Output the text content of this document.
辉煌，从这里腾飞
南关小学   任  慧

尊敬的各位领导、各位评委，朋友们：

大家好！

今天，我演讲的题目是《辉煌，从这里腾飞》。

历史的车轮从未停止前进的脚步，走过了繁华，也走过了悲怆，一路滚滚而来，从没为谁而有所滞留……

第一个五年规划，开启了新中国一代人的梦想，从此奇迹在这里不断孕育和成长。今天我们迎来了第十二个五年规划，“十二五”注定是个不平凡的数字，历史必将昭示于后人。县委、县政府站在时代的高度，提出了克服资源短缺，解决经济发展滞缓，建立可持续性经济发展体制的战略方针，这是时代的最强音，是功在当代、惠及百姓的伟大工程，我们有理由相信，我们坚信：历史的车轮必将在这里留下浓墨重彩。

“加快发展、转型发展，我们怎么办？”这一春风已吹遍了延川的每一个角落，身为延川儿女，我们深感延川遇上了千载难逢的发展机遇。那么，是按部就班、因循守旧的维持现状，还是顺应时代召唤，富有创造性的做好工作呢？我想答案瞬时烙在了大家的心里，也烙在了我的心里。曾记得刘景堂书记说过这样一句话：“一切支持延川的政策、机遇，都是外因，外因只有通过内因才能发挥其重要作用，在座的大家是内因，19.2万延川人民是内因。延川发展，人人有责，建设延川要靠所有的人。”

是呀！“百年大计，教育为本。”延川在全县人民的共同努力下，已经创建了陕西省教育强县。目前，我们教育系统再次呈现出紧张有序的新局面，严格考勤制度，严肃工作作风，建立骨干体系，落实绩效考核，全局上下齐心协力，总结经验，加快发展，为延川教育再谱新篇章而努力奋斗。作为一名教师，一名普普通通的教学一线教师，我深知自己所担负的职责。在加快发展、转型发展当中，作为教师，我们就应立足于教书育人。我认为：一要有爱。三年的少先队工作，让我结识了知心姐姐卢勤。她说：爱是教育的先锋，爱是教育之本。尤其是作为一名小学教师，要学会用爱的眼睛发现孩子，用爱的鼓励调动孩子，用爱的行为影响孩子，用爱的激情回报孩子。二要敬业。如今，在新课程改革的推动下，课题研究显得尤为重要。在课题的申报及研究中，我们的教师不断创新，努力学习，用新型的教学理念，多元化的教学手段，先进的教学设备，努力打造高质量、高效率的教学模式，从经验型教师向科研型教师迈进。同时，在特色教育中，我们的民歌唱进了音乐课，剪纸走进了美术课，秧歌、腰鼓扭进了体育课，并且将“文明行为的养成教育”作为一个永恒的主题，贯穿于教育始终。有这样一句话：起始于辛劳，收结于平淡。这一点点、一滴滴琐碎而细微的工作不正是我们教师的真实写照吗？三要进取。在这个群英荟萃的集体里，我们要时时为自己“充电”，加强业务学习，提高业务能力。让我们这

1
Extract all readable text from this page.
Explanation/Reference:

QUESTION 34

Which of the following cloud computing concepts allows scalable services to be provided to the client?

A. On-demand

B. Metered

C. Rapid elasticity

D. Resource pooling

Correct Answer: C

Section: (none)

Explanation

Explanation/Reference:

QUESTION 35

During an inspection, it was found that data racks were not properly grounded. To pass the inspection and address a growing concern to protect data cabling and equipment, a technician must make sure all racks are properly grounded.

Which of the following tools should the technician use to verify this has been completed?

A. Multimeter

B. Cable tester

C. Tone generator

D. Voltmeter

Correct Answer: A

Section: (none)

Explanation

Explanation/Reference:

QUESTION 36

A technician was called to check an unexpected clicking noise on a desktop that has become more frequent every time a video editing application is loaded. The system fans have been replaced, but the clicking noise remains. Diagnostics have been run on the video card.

--

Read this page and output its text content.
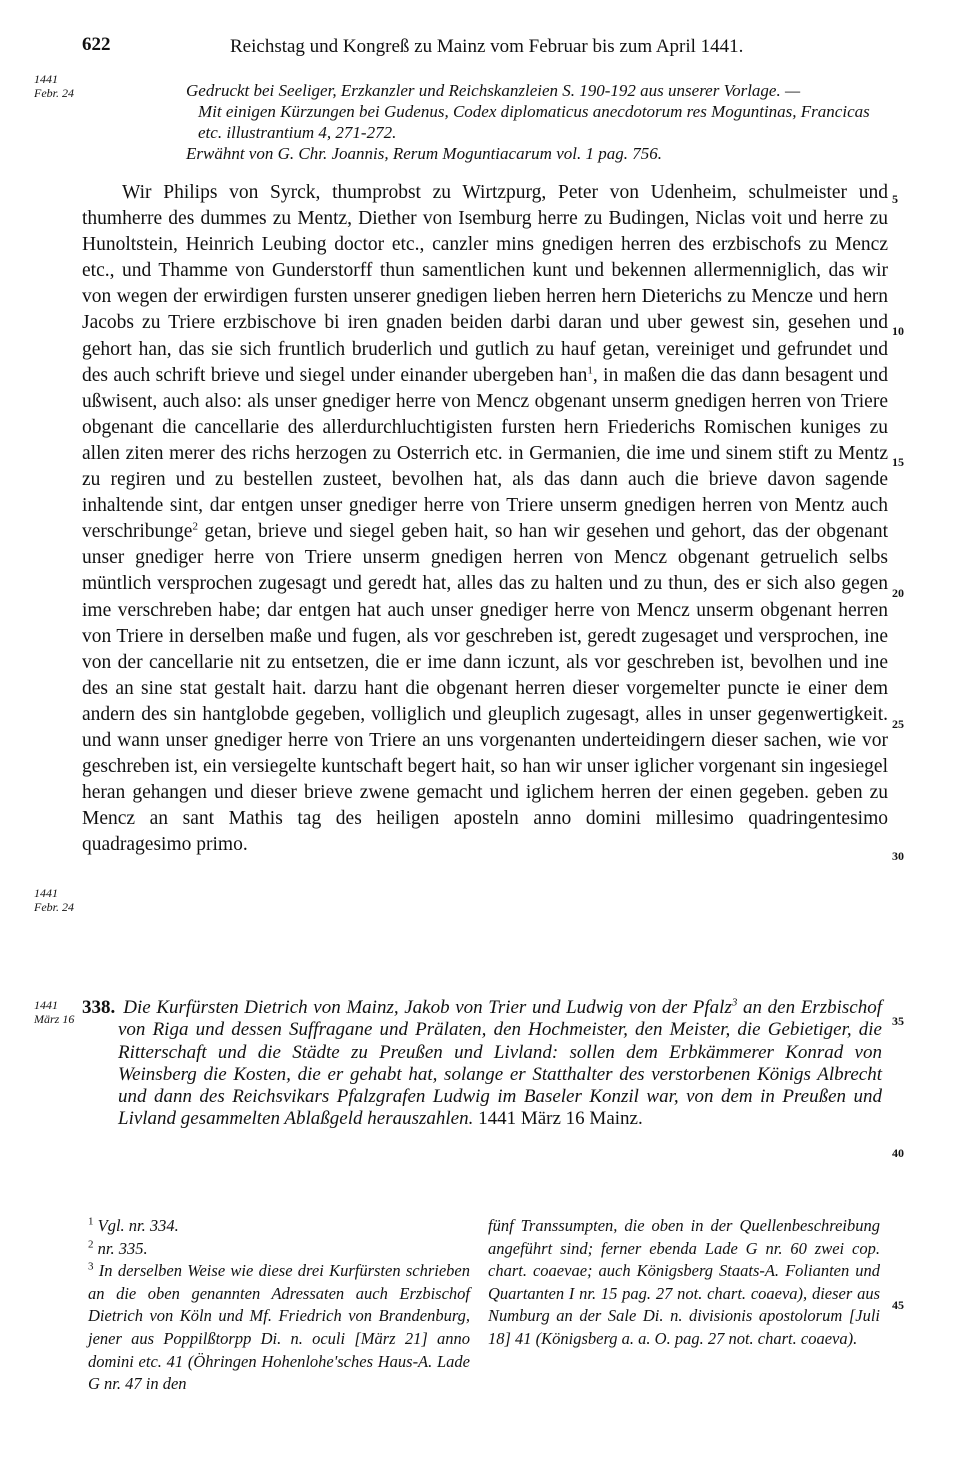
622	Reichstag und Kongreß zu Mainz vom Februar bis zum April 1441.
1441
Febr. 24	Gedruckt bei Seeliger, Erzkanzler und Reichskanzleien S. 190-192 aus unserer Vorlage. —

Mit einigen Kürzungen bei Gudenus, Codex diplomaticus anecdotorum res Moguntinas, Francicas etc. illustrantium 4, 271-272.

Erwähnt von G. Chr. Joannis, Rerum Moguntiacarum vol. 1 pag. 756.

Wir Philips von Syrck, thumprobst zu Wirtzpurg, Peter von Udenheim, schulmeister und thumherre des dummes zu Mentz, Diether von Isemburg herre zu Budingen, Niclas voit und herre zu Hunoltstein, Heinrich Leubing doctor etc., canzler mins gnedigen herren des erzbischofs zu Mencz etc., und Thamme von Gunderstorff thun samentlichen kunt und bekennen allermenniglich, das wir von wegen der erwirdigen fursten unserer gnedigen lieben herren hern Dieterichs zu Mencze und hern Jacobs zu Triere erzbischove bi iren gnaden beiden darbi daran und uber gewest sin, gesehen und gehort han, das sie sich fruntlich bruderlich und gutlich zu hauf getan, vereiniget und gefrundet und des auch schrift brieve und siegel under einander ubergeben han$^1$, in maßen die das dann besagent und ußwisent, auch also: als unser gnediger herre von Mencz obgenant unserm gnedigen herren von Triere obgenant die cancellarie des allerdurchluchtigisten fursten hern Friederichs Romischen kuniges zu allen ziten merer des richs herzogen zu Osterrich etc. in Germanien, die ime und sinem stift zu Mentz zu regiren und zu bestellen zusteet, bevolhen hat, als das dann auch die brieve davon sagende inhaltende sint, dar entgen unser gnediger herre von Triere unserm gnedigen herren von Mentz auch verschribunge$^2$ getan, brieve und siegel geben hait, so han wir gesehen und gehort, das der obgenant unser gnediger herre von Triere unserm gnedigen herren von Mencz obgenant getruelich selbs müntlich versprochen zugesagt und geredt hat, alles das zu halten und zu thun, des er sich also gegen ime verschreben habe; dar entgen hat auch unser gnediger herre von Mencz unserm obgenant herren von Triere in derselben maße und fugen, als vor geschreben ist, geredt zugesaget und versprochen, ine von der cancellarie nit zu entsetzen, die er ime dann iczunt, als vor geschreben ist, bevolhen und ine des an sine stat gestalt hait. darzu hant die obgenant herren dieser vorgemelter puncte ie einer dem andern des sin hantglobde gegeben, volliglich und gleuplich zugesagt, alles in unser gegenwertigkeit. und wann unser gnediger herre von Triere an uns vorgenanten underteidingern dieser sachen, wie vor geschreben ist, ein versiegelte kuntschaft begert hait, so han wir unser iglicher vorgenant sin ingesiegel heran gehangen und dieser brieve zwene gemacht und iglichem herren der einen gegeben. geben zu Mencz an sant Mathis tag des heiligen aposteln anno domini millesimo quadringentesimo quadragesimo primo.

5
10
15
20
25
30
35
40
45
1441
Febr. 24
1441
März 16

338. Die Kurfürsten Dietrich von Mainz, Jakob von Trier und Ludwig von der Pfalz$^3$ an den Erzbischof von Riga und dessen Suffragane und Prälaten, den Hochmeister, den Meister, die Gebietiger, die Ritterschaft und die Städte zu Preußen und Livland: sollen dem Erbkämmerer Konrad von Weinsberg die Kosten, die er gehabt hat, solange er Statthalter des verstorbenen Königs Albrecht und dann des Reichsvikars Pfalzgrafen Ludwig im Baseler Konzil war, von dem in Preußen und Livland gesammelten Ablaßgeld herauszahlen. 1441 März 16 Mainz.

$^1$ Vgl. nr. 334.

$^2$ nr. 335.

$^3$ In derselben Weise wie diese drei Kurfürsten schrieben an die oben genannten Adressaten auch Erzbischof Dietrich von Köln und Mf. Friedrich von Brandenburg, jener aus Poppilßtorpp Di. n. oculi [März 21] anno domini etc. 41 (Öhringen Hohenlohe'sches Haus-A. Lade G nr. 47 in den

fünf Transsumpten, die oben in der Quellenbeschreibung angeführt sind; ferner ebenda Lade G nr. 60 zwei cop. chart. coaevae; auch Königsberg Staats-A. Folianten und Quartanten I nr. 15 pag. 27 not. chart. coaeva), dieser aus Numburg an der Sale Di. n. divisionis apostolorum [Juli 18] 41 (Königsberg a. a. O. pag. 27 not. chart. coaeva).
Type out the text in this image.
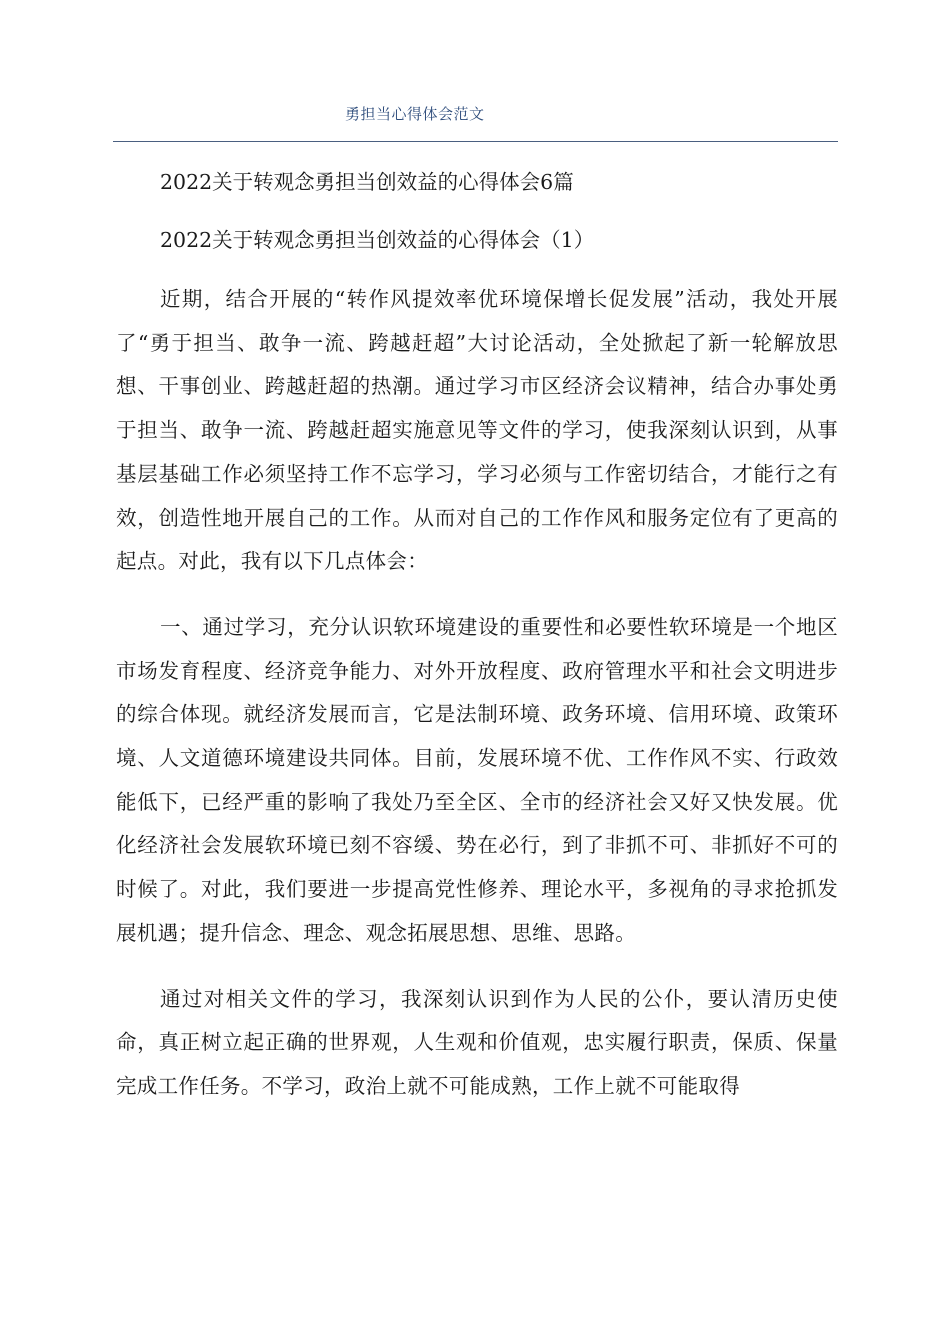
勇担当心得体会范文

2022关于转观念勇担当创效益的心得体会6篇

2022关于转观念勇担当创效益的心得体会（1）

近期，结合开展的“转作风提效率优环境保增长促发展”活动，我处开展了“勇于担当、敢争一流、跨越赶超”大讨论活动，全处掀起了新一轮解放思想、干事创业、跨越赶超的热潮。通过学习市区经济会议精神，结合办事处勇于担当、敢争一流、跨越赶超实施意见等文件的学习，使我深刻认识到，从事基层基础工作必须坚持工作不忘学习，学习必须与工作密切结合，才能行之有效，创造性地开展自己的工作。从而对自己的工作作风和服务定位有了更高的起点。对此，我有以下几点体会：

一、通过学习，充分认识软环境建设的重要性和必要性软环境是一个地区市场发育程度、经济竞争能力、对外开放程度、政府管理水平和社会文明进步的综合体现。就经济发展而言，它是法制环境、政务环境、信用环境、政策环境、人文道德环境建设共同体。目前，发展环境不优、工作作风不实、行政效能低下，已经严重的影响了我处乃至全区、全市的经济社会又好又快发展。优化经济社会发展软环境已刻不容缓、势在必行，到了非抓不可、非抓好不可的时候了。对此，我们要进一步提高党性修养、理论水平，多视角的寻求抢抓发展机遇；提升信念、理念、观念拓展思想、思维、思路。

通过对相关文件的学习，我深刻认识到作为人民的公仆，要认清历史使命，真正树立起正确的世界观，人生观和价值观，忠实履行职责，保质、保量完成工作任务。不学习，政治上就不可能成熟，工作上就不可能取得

*What you will do*:
Report how many lines of the records above contain the word "Kurfürsten", giving only the number.

*Correct output*:
2